Overview of VPC Service Controls

This topic provides an overview of VPC Service Controls and describes its advantages and capabilities.

Who should use VPC Service Controls

Your organization might own intellectual property in the form of highly sensitive data, or your organization might handle sensitive data that is subject to additional data protection regulations, such as PCI DSS. Unintended loss or disclosure of sensitive data can lead to significant negative business implications.

If you are migrating from on-premises to the cloud, one of your goals might be to replicate your on-premises network based security architecture as you move your data to Google Cloud. To protect your highly sensitive data, you might want to ensure that your resources can only be accessed from trusted networks. Some organizations might allow public access to resources as long as the request originates from a trusted network, which can be identified based on the IP address of the request.

To mitigate data exfiltration risks, your organization might also want to ensure secure data exchange across organizational boundaries with fine-grained controls. As an administrator, you might want to ensure the following:

  • Clients with privileged access don't also have access to partner resources.
  • Clients with access to sensitive data can only read public data sets but not write to them.

How VPC Service Controls reduces data exfiltration risks

VPC Service Controls helps protect against accidental or targeted action by external entities or insider entities, which helps to minimize unwarranted data exfiltration risks from Google Cloud services such as Cloud Storage and BigQuery. You can use VPC Service Controls to create perimeters that protect the resources and data of services that you explicitly specify.

VPC Service Controls secures your Google Cloud services by defining the following controls:

  • Clients within a perimeter that have private access to resources do not have access to unauthorized (potentially public) resources outside the perimeter.
* * *
◆ Set exercise 1 ◆
From the VPC Service Controls overview, reproduce word for word the passage starting with "Your organization might own" and going on through "negative business implications.".
◆ Set exercise 2 ◆
Answer these from the VPC Service Controls overview:
(a) Which data protection regulation is named as an example?
(b) What can be used to identify a trusted network?
(c) Which two Google Cloud services are given as examples?
◆ Set exercise 3 ◆
For each statement, say whether it agrees with the VPC Service Controls overview:
(a) Clients with access to sensitive data should be able to write to public data sets.
(b) VPC Service Controls can create perimeters that protect the resources and data of services you explicitly specify.
(c) Clients within a perimeter that have private access to resources can reach unauthorized resources outside the perimeter.
* * *
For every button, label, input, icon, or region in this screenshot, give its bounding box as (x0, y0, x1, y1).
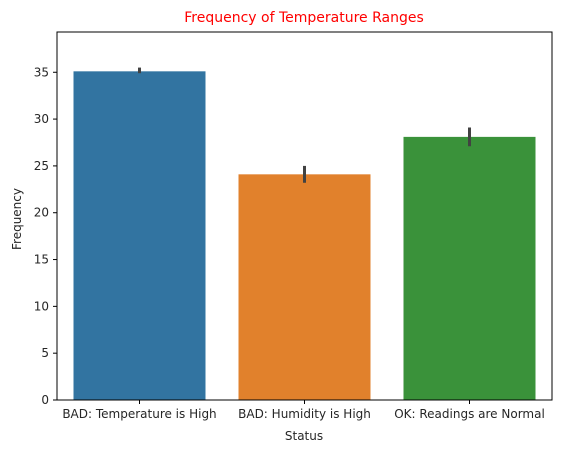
y-tick-label: 15 (34, 253, 49, 267)
x-tick-label: BAD: Humidity is High (238, 407, 371, 421)
x-axis-label: Status (285, 429, 323, 443)
y-tick-label: 35 (34, 65, 49, 79)
error-bars-layer (138, 67, 471, 183)
bar (403, 136, 536, 401)
bar (238, 174, 371, 400)
chart-title: Frequency of Temperature Ranges (184, 10, 424, 26)
y-tick-label: 0 (41, 393, 49, 407)
bar (73, 71, 206, 400)
y-tick-label: 30 (34, 112, 49, 126)
y-tick-label: 10 (34, 299, 49, 313)
bars-layer (73, 71, 536, 401)
y-tick-label: 20 (34, 206, 49, 220)
x-tick-label: OK: Readings are Normal (394, 407, 545, 421)
x-tick-label: BAD: Temperature is High (62, 407, 216, 421)
x-ticks-layer: BAD: Temperature is High BAD: Humidity is… (62, 400, 545, 421)
y-axis-label: Frequency (10, 188, 24, 250)
y-ticks-layer: 0 5 10 15 20 25 30 35 (34, 65, 57, 407)
y-tick-label: 25 (34, 159, 49, 173)
y-tick-label: 5 (41, 346, 49, 360)
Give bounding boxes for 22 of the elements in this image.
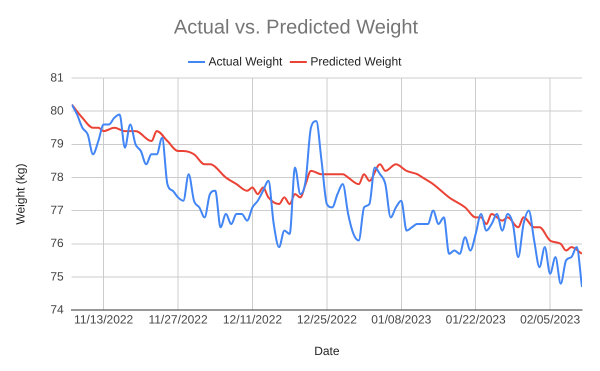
* * *
◆ Answer 1 ◆
Your organization might own intellectual property in the form of highly sensitive data, or your organization might handle sensitive data that is subject to additional data protection regulations, such as PCI DSS. Unintended loss or disclosure of sensitive data can lead to significant negative business implications.

◆ Answer 2 ◆
(a) PCI DSS
(b) The IP address of the request
(c) Cloud Storage and BigQuery

◆ Answer 3 ◆
(a) No: "Clients with access to sensitive data can only read public data sets but not write to them."
(b) Yes: "You can use VPC Service Controls to create perimeters that protect the resources and data of services that you explicitly specify."
(c) No: "Clients within a perimeter that have private access to resources do not have access to unauthorized (potentially public) resources outside the perimeter."